▸ The task
Look for the word "think" in the entries below, then copy every line that has it.

▸ Records to use
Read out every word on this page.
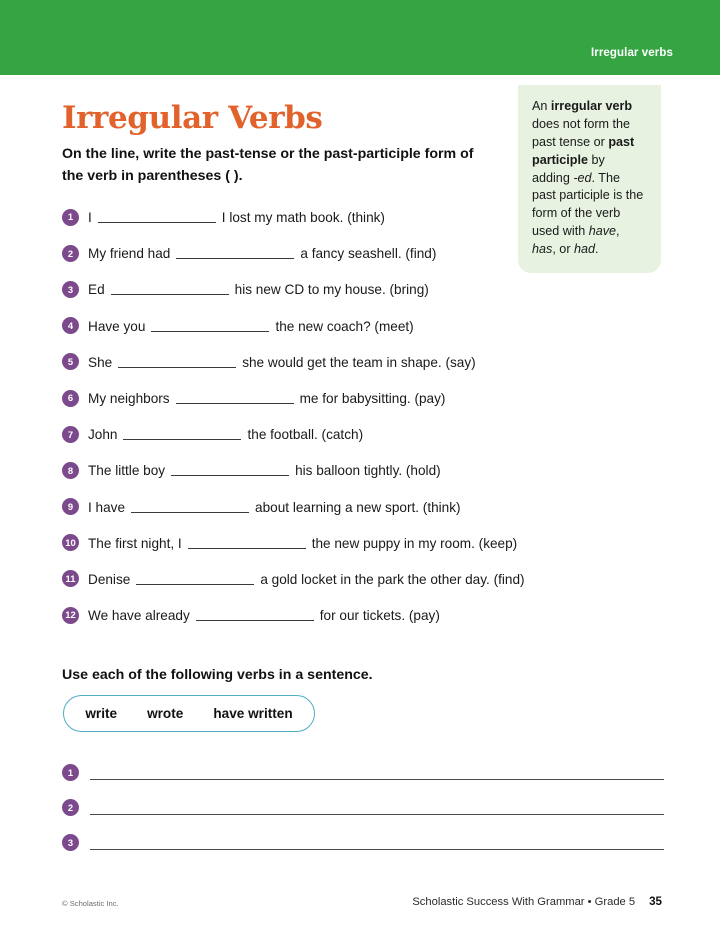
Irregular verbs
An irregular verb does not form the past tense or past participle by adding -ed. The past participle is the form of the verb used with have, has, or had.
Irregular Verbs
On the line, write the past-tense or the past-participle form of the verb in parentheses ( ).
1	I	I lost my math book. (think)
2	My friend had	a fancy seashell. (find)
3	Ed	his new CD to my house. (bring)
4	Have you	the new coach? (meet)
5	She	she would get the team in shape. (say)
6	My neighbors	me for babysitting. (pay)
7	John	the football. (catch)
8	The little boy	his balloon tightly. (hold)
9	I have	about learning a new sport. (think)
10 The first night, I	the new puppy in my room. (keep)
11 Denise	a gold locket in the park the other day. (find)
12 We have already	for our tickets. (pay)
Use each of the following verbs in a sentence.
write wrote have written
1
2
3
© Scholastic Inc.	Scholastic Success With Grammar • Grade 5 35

▸ Expected answer
1	I	I lost my math book. (think)
9	I have	about learning a new sport. (think)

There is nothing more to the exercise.